Find the lines containing the word "color" and copy every one of them.

**** RECORDS PROVIDED ****

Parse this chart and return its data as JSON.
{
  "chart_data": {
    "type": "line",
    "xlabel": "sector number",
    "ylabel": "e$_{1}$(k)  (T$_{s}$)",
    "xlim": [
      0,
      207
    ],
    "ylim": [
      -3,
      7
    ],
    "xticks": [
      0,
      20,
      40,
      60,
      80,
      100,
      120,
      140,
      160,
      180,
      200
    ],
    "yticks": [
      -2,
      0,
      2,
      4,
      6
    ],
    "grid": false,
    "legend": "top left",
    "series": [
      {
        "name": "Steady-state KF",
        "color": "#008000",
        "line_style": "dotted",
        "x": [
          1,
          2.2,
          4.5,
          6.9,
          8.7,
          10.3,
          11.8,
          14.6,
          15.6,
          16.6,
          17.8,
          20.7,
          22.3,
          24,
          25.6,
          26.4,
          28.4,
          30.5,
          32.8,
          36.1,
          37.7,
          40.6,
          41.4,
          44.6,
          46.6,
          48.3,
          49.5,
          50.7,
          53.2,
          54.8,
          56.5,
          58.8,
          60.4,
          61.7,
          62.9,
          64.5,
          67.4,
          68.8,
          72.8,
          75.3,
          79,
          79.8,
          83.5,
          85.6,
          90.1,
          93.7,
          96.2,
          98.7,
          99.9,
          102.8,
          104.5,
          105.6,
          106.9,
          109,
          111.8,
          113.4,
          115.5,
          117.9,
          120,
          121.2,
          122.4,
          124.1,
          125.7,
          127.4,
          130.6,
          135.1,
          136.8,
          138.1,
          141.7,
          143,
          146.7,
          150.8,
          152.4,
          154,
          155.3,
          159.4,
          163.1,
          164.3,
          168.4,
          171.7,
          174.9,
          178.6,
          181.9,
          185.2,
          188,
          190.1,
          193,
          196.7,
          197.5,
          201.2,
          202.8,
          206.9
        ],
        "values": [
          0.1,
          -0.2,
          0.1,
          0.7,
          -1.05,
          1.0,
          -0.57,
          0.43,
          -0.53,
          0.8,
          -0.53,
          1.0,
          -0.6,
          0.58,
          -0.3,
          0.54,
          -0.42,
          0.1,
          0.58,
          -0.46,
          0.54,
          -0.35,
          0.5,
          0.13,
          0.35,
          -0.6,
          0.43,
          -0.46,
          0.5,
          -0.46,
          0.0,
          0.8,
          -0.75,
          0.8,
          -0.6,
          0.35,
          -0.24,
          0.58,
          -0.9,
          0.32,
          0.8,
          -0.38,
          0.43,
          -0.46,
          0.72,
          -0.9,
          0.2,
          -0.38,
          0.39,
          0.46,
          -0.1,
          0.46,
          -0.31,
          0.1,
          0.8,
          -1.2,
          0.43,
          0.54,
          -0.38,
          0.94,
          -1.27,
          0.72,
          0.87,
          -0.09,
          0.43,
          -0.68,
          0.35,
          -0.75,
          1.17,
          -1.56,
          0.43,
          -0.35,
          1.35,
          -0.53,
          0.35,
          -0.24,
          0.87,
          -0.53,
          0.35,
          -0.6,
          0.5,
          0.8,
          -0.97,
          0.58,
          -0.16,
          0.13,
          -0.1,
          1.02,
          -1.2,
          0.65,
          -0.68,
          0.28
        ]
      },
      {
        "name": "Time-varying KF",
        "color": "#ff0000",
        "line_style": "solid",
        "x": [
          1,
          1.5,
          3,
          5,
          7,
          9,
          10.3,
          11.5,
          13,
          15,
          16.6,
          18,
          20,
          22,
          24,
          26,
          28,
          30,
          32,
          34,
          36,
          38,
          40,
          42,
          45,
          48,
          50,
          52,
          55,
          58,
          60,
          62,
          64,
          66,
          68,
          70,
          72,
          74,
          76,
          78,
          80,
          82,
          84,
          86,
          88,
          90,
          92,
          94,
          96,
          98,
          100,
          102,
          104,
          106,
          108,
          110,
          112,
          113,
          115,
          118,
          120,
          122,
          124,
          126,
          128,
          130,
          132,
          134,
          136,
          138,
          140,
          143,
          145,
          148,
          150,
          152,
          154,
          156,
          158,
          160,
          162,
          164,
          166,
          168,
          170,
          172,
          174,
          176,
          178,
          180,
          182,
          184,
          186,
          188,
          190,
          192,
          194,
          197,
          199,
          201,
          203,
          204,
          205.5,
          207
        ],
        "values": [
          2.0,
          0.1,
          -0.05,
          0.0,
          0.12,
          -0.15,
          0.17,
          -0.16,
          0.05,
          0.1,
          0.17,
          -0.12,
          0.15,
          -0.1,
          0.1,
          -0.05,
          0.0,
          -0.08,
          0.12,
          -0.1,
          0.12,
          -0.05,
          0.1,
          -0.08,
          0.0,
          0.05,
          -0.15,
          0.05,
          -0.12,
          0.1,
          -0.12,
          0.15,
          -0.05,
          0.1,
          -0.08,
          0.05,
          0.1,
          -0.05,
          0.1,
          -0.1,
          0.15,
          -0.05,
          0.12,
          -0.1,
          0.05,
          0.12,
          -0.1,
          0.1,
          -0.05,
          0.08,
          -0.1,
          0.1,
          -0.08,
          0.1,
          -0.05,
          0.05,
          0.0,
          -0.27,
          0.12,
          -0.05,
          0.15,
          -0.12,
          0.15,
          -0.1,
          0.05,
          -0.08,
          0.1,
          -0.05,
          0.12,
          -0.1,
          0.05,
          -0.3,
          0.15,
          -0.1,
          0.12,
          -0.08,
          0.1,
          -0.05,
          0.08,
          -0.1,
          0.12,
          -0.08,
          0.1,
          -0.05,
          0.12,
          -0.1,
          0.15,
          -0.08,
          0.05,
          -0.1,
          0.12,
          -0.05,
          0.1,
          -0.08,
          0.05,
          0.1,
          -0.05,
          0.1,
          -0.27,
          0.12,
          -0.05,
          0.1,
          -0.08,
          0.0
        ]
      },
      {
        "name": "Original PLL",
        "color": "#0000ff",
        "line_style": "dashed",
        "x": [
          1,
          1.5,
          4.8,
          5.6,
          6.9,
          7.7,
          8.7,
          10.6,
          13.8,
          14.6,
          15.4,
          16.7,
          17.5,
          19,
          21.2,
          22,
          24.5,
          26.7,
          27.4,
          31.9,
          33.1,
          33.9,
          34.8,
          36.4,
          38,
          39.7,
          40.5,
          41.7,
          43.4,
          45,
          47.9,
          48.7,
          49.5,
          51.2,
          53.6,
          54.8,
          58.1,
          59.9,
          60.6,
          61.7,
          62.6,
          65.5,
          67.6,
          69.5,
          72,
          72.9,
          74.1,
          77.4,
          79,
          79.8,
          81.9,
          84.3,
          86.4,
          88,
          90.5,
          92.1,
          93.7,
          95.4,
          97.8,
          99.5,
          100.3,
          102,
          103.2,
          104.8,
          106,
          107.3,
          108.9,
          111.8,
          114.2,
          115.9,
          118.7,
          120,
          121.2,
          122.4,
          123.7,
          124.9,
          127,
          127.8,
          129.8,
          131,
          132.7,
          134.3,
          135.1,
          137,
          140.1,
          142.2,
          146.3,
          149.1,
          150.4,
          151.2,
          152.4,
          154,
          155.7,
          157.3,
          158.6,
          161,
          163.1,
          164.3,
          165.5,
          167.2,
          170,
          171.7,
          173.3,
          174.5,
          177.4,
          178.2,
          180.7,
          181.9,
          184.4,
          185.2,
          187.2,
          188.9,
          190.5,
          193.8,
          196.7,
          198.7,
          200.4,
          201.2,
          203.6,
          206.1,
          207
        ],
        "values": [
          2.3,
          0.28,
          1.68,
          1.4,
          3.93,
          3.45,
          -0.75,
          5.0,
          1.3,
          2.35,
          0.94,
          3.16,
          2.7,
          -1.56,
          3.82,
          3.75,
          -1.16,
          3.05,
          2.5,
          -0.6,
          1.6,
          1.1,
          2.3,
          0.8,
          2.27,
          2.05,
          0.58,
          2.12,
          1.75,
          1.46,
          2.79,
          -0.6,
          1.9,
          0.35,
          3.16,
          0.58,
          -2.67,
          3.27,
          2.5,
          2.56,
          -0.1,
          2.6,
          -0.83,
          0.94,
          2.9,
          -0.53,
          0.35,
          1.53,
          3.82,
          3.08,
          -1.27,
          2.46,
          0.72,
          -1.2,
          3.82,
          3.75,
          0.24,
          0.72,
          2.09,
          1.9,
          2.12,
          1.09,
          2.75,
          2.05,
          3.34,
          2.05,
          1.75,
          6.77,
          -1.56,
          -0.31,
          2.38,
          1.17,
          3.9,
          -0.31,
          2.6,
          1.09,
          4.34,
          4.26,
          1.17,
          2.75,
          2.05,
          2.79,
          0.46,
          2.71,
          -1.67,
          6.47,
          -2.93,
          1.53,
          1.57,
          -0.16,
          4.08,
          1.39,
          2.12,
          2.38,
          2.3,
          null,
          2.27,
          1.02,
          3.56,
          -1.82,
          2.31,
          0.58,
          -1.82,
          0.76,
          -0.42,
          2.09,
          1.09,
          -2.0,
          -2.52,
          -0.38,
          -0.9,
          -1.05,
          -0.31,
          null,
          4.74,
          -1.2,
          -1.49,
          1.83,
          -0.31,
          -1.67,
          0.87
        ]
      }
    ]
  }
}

****

RIGHT ANSWER ::
        "color": "#008000",
        "color": "#ff0000",
        "color": "#0000ff",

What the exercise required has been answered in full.